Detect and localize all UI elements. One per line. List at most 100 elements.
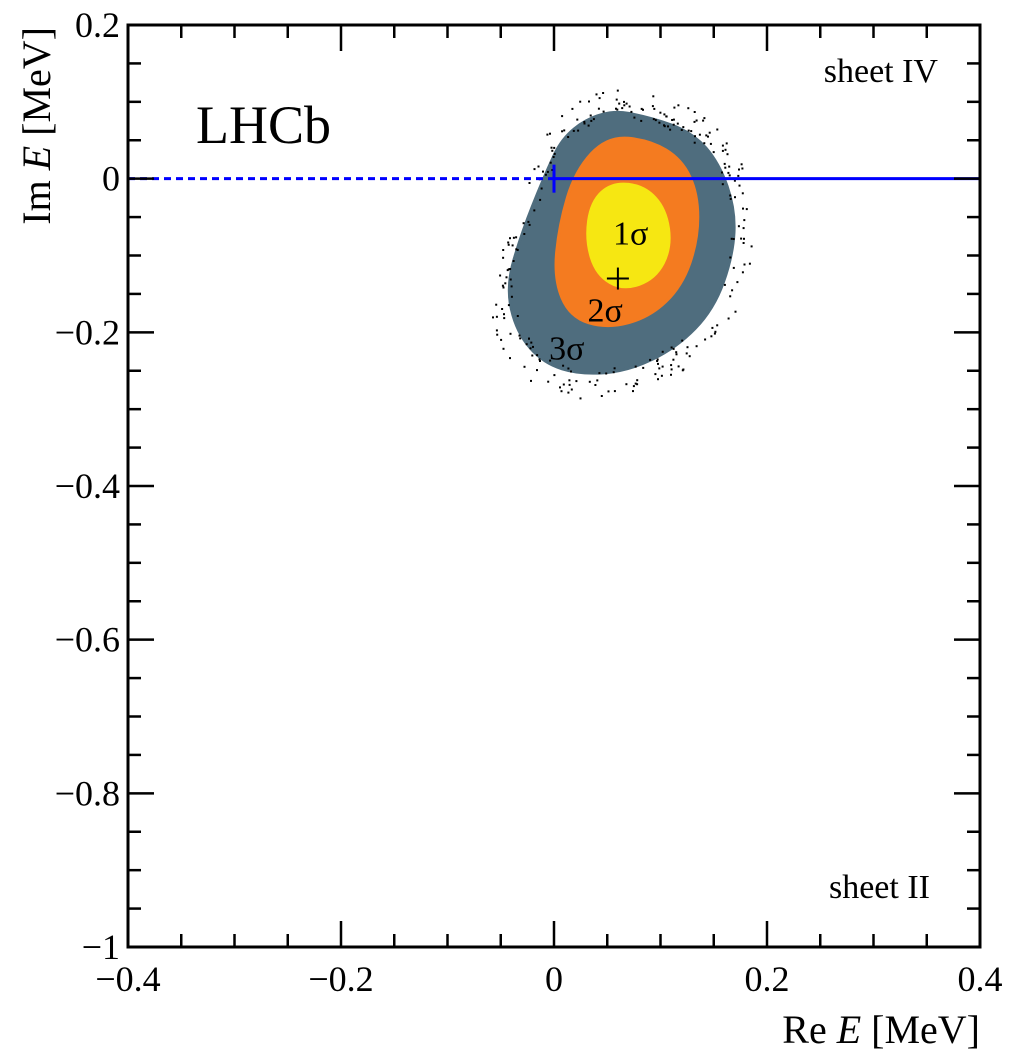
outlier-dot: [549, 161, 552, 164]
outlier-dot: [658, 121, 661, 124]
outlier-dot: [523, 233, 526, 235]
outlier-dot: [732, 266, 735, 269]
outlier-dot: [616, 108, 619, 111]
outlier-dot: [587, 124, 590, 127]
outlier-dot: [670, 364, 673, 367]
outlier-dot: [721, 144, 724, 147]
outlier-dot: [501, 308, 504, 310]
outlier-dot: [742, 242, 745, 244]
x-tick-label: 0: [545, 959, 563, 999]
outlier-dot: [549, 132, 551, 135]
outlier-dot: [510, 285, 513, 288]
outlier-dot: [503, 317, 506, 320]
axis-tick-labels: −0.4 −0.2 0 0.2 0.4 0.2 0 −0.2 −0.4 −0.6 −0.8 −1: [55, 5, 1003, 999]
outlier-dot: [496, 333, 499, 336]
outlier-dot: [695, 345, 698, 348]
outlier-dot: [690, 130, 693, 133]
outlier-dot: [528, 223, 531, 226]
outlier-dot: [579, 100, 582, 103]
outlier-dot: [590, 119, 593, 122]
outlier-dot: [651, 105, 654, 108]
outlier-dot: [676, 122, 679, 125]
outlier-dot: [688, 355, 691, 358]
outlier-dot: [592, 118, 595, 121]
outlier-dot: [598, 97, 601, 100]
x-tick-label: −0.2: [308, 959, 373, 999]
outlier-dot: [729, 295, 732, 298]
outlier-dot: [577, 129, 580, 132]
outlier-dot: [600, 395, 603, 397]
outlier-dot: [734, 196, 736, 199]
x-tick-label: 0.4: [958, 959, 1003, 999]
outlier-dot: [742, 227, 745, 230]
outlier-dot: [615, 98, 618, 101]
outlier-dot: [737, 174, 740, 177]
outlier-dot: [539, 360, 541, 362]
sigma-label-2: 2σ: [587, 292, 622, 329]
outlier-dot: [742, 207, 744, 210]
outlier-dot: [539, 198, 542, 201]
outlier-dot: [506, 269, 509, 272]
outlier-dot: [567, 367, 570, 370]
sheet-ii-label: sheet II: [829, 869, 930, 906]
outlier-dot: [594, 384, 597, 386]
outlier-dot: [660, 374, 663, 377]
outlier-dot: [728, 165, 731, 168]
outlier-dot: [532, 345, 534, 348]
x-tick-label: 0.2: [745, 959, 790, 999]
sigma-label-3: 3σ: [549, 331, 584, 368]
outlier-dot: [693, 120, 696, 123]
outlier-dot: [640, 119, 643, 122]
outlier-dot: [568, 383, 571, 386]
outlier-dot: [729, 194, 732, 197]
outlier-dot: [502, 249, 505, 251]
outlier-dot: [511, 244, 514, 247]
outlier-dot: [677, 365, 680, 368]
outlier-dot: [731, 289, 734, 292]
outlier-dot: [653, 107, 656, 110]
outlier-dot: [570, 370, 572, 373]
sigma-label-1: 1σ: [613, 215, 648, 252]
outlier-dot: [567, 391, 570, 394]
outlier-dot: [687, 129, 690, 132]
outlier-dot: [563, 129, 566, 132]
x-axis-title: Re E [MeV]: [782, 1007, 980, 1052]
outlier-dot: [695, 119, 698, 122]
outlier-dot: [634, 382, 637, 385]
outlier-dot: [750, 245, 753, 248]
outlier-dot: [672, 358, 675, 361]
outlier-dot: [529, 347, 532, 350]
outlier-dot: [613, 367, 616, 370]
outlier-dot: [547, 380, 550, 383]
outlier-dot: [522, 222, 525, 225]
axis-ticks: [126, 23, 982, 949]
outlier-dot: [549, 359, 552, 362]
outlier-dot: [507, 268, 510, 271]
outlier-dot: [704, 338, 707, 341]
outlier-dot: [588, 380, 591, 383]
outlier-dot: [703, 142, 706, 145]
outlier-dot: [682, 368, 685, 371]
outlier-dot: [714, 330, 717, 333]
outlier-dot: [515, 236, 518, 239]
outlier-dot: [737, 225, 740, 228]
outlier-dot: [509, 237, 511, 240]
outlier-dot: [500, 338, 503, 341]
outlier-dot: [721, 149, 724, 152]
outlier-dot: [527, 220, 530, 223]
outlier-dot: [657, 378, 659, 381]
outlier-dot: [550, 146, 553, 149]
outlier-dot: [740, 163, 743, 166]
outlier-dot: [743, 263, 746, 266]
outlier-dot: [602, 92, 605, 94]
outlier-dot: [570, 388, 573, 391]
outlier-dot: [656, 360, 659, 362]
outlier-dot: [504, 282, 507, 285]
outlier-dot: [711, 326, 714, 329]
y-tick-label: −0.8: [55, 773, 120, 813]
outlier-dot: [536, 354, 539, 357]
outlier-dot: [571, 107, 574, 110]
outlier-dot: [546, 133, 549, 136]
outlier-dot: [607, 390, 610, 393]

════════════════════

• _Aim_
Reproduce all of the data above line for line, with no changes, and leave out the pictures.

• _Finished task_
Detect and localize all UI elements. One per line. List at most 100 elements.
outlier-dot: [549, 161, 552, 164]
outlier-dot: [658, 121, 661, 124]
outlier-dot: [523, 233, 526, 235]
outlier-dot: [732, 266, 735, 269]
outlier-dot: [616, 108, 619, 111]
outlier-dot: [587, 124, 590, 127]
outlier-dot: [670, 364, 673, 367]
outlier-dot: [721, 144, 724, 147]
outlier-dot: [501, 308, 504, 310]
outlier-dot: [742, 242, 745, 244]
x-tick-label: 0: [545, 959, 563, 999]
outlier-dot: [549, 132, 551, 135]
outlier-dot: [510, 285, 513, 288]
outlier-dot: [503, 317, 506, 320]
axis-tick-labels: −0.4 −0.2 0 0.2 0.4 0.2 0 −0.2 −0.4 −0.6 −0.8 −1: [55, 5, 1003, 999]
outlier-dot: [496, 333, 499, 336]
outlier-dot: [695, 345, 698, 348]
outlier-dot: [690, 130, 693, 133]
outlier-dot: [528, 223, 531, 226]
outlier-dot: [579, 100, 582, 103]
outlier-dot: [590, 119, 593, 122]
outlier-dot: [651, 105, 654, 108]
outlier-dot: [676, 122, 679, 125]
outlier-dot: [688, 355, 691, 358]
outlier-dot: [592, 118, 595, 121]
outlier-dot: [598, 97, 601, 100]
x-tick-label: −0.2: [308, 959, 373, 999]
outlier-dot: [729, 295, 732, 298]
outlier-dot: [577, 129, 580, 132]
outlier-dot: [600, 395, 603, 397]
outlier-dot: [734, 196, 736, 199]
x-tick-label: 0.4: [958, 959, 1003, 999]
outlier-dot: [742, 227, 745, 230]
outlier-dot: [615, 98, 618, 101]
outlier-dot: [737, 174, 740, 177]
outlier-dot: [539, 360, 541, 362]
sigma-label-2: 2σ: [587, 292, 622, 329]
outlier-dot: [742, 207, 744, 210]
outlier-dot: [539, 198, 542, 201]
outlier-dot: [506, 269, 509, 272]
outlier-dot: [567, 367, 570, 370]
sheet-ii-label: sheet II: [829, 869, 930, 906]
outlier-dot: [594, 384, 597, 386]
outlier-dot: [660, 374, 663, 377]
outlier-dot: [728, 165, 731, 168]
outlier-dot: [532, 345, 534, 348]
x-tick-label: 0.2: [745, 959, 790, 999]
sigma-label-3: 3σ: [549, 331, 584, 368]
outlier-dot: [693, 120, 696, 123]
outlier-dot: [640, 119, 643, 122]
outlier-dot: [568, 383, 571, 386]
outlier-dot: [729, 194, 732, 197]
outlier-dot: [502, 249, 505, 251]
outlier-dot: [511, 244, 514, 247]
outlier-dot: [677, 365, 680, 368]
outlier-dot: [731, 289, 734, 292]
outlier-dot: [653, 107, 656, 110]
outlier-dot: [570, 370, 572, 373]
sigma-label-1: 1σ: [613, 215, 648, 252]
outlier-dot: [567, 391, 570, 394]
outlier-dot: [687, 129, 690, 132]
outlier-dot: [563, 129, 566, 132]
x-axis-title: Re E [MeV]: [782, 1007, 980, 1052]
outlier-dot: [695, 119, 698, 122]
outlier-dot: [634, 382, 637, 385]
outlier-dot: [750, 245, 753, 248]
outlier-dot: [672, 358, 675, 361]
outlier-dot: [529, 347, 532, 350]
outlier-dot: [613, 367, 616, 370]
outlier-dot: [547, 380, 550, 383]
outlier-dot: [522, 222, 525, 225]
axis-ticks: [126, 23, 982, 949]
outlier-dot: [549, 359, 552, 362]
outlier-dot: [507, 268, 510, 271]
outlier-dot: [704, 338, 707, 341]
outlier-dot: [588, 380, 591, 383]
outlier-dot: [703, 142, 706, 145]
outlier-dot: [682, 368, 685, 371]
outlier-dot: [714, 330, 717, 333]
outlier-dot: [515, 236, 518, 239]
outlier-dot: [737, 225, 740, 228]
outlier-dot: [509, 237, 511, 240]
outlier-dot: [500, 338, 503, 341]
outlier-dot: [721, 149, 724, 152]
outlier-dot: [527, 220, 530, 223]
outlier-dot: [657, 378, 659, 381]
outlier-dot: [550, 146, 553, 149]
outlier-dot: [740, 163, 743, 166]
outlier-dot: [743, 263, 746, 266]
outlier-dot: [602, 92, 605, 94]
outlier-dot: [570, 388, 573, 391]
outlier-dot: [656, 360, 659, 362]
outlier-dot: [504, 282, 507, 285]
outlier-dot: [711, 326, 714, 329]
y-tick-label: −0.8: [55, 773, 120, 813]
outlier-dot: [536, 354, 539, 357]
outlier-dot: [571, 107, 574, 110]
outlier-dot: [546, 133, 549, 136]
outlier-dot: [607, 390, 610, 393]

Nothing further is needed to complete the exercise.